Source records
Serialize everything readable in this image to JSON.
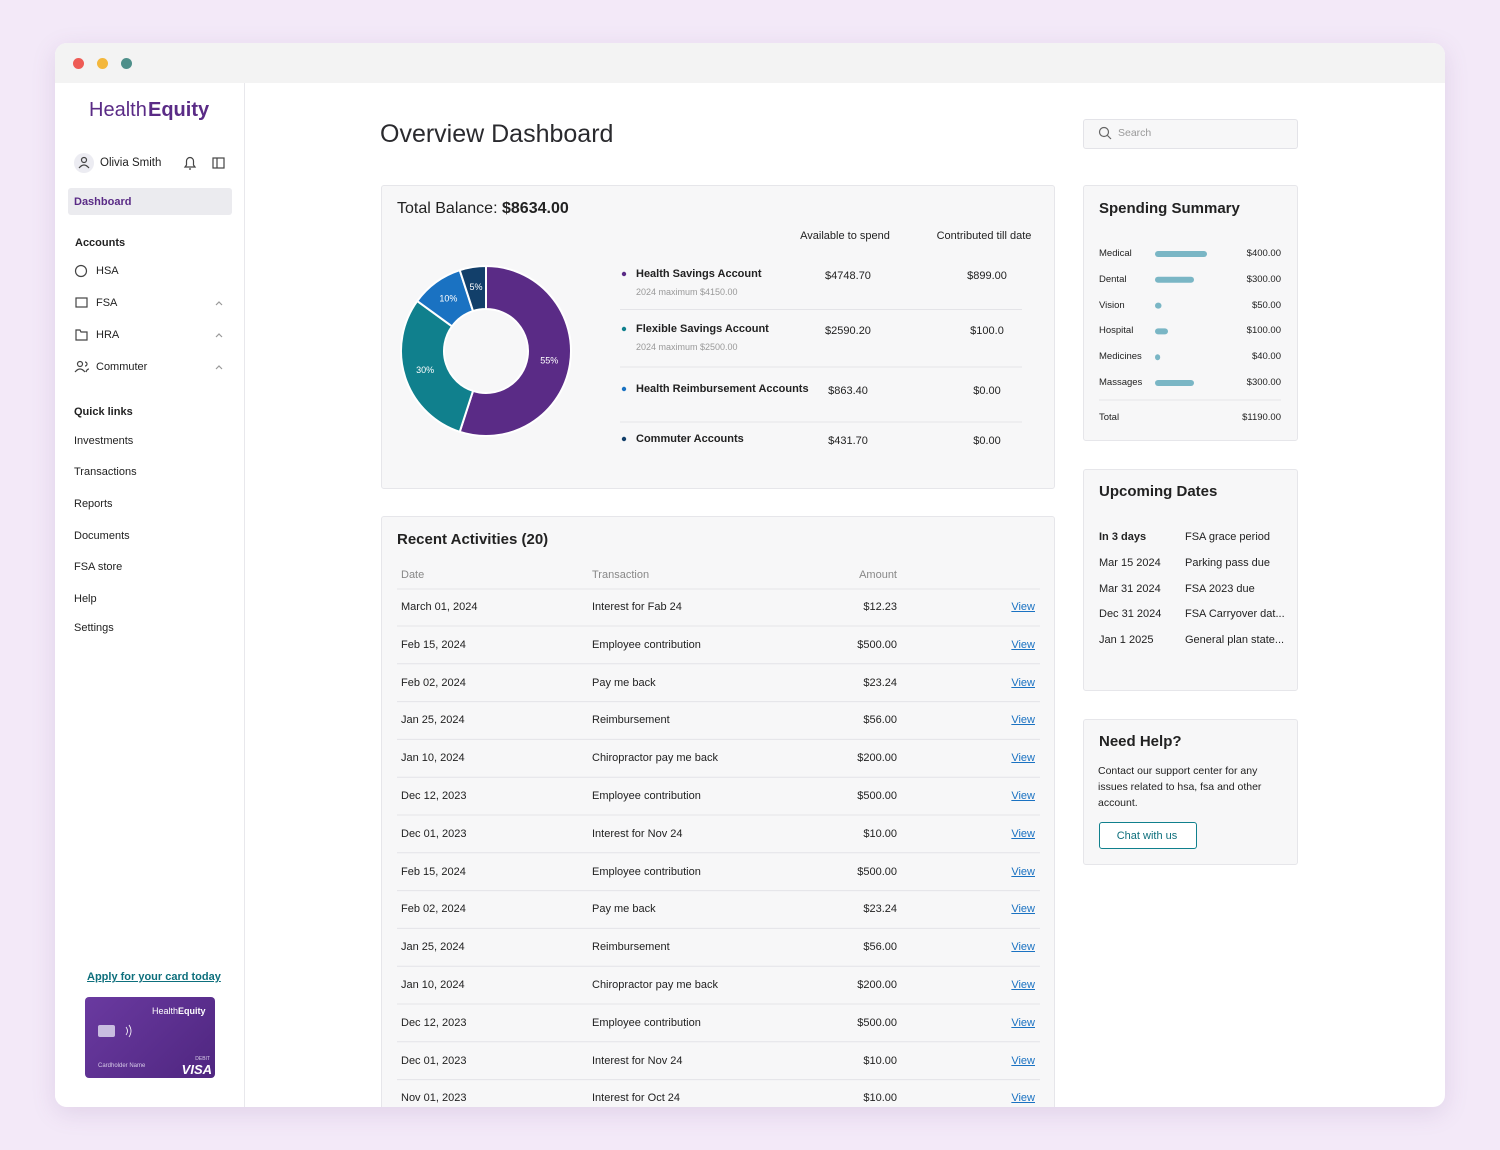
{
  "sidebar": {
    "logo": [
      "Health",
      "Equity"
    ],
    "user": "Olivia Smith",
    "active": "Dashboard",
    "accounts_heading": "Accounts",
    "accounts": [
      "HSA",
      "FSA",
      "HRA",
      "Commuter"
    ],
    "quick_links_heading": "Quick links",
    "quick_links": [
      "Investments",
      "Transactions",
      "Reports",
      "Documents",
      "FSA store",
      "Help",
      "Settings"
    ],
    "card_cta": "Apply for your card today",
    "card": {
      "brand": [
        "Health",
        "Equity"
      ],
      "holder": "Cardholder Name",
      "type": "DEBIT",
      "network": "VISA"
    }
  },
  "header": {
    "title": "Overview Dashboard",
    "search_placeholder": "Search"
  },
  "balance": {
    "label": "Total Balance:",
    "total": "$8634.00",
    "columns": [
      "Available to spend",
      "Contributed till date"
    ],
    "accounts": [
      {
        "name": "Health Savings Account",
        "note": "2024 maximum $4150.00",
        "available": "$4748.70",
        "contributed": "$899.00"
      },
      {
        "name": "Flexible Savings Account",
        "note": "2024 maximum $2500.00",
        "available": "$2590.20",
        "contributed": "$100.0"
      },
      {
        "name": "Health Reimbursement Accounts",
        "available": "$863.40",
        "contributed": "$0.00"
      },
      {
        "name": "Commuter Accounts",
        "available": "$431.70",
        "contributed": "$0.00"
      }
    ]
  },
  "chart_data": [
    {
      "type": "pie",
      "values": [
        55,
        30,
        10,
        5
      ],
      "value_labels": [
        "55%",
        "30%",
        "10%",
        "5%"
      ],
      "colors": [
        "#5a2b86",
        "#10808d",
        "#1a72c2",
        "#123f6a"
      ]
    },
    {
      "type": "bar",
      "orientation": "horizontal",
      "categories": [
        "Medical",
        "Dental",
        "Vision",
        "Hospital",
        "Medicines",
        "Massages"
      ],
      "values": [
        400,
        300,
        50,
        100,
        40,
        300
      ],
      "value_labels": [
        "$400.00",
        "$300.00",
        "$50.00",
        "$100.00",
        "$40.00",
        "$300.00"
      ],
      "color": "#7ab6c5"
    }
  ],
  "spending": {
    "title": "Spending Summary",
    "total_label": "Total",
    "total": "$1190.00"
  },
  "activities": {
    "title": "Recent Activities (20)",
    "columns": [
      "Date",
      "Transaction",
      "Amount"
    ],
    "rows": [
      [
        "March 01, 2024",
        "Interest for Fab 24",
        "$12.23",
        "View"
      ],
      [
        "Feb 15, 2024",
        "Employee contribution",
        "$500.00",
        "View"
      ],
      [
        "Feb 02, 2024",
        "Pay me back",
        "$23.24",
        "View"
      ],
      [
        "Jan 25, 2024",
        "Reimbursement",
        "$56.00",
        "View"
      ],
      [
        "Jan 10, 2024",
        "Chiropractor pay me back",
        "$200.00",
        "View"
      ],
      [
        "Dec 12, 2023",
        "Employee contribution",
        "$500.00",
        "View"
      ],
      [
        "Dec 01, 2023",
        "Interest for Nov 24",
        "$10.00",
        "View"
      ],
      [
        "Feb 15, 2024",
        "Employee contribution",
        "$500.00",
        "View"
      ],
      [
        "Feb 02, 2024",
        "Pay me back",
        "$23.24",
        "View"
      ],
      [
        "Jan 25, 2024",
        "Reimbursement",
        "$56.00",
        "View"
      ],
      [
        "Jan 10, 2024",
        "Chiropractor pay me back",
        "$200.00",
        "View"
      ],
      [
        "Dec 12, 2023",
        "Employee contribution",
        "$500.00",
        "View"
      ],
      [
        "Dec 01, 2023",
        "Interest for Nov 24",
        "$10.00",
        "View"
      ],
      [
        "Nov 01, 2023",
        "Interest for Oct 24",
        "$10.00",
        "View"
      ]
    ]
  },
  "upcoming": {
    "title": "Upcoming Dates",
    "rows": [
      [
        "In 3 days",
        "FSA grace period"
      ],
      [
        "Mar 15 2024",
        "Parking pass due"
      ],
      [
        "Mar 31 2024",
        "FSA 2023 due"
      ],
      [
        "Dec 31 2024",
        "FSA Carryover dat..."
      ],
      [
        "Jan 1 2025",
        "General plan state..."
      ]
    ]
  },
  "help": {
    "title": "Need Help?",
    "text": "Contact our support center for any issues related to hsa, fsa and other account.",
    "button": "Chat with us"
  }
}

TASK DETAILS —
Keep the pictures out of the copy and return the rest of the data above exactly.

ANSWER FOR THE TASK —
Serialize everything readable in this image to JSON.
{
  "sidebar": {
    "logo": [
      "Health",
      "Equity"
    ],
    "user": "Olivia Smith",
    "active": "Dashboard",
    "accounts_heading": "Accounts",
    "accounts": [
      "HSA",
      "FSA",
      "HRA",
      "Commuter"
    ],
    "quick_links_heading": "Quick links",
    "quick_links": [
      "Investments",
      "Transactions",
      "Reports",
      "Documents",
      "FSA store",
      "Help",
      "Settings"
    ],
    "card_cta": "Apply for your card today",
    "card": {
      "brand": [
        "Health",
        "Equity"
      ],
      "holder": "Cardholder Name",
      "type": "DEBIT",
      "network": "VISA"
    }
  },
  "header": {
    "title": "Overview Dashboard",
    "search_placeholder": "Search"
  },
  "balance": {
    "label": "Total Balance:",
    "total": "$8634.00",
    "columns": [
      "Available to spend",
      "Contributed till date"
    ],
    "accounts": [
      {
        "name": "Health Savings Account",
        "note": "2024 maximum $4150.00",
        "available": "$4748.70",
        "contributed": "$899.00"
      },
      {
        "name": "Flexible Savings Account",
        "note": "2024 maximum $2500.00",
        "available": "$2590.20",
        "contributed": "$100.0"
      },
      {
        "name": "Health Reimbursement Accounts",
        "available": "$863.40",
        "contributed": "$0.00"
      },
      {
        "name": "Commuter Accounts",
        "available": "$431.70",
        "contributed": "$0.00"
      }
    ]
  },
  "chart_data": [
    {
      "type": "pie",
      "values": [
        55,
        30,
        10,
        5
      ],
      "value_labels": [
        "55%",
        "30%",
        "10%",
        "5%"
      ],
      "colors": [
        "#5a2b86",
        "#10808d",
        "#1a72c2",
        "#123f6a"
      ]
    },
    {
      "type": "bar",
      "orientation": "horizontal",
      "categories": [
        "Medical",
        "Dental",
        "Vision",
        "Hospital",
        "Medicines",
        "Massages"
      ],
      "values": [
        400,
        300,
        50,
        100,
        40,
        300
      ],
      "value_labels": [
        "$400.00",
        "$300.00",
        "$50.00",
        "$100.00",
        "$40.00",
        "$300.00"
      ],
      "color": "#7ab6c5"
    }
  ],
  "spending": {
    "title": "Spending Summary",
    "total_label": "Total",
    "total": "$1190.00"
  },
  "activities": {
    "title": "Recent Activities (20)",
    "columns": [
      "Date",
      "Transaction",
      "Amount"
    ],
    "rows": [
      [
        "March 01, 2024",
        "Interest for Fab 24",
        "$12.23",
        "View"
      ],
      [
        "Feb 15, 2024",
        "Employee contribution",
        "$500.00",
        "View"
      ],
      [
        "Feb 02, 2024",
        "Pay me back",
        "$23.24",
        "View"
      ],
      [
        "Jan 25, 2024",
        "Reimbursement",
        "$56.00",
        "View"
      ],
      [
        "Jan 10, 2024",
        "Chiropractor pay me back",
        "$200.00",
        "View"
      ],
      [
        "Dec 12, 2023",
        "Employee contribution",
        "$500.00",
        "View"
      ],
      [
        "Dec 01, 2023",
        "Interest for Nov 24",
        "$10.00",
        "View"
      ],
      [
        "Feb 15, 2024",
        "Employee contribution",
        "$500.00",
        "View"
      ],
      [
        "Feb 02, 2024",
        "Pay me back",
        "$23.24",
        "View"
      ],
      [
        "Jan 25, 2024",
        "Reimbursement",
        "$56.00",
        "View"
      ],
      [
        "Jan 10, 2024",
        "Chiropractor pay me back",
        "$200.00",
        "View"
      ],
      [
        "Dec 12, 2023",
        "Employee contribution",
        "$500.00",
        "View"
      ],
      [
        "Dec 01, 2023",
        "Interest for Nov 24",
        "$10.00",
        "View"
      ],
      [
        "Nov 01, 2023",
        "Interest for Oct 24",
        "$10.00",
        "View"
      ]
    ]
  },
  "upcoming": {
    "title": "Upcoming Dates",
    "rows": [
      [
        "In 3 days",
        "FSA grace period"
      ],
      [
        "Mar 15 2024",
        "Parking pass due"
      ],
      [
        "Mar 31 2024",
        "FSA 2023 due"
      ],
      [
        "Dec 31 2024",
        "FSA Carryover dat..."
      ],
      [
        "Jan 1 2025",
        "General plan state..."
      ]
    ]
  },
  "help": {
    "title": "Need Help?",
    "text": "Contact our support center for any issues related to hsa, fsa and other account.",
    "button": "Chat with us"
  }
}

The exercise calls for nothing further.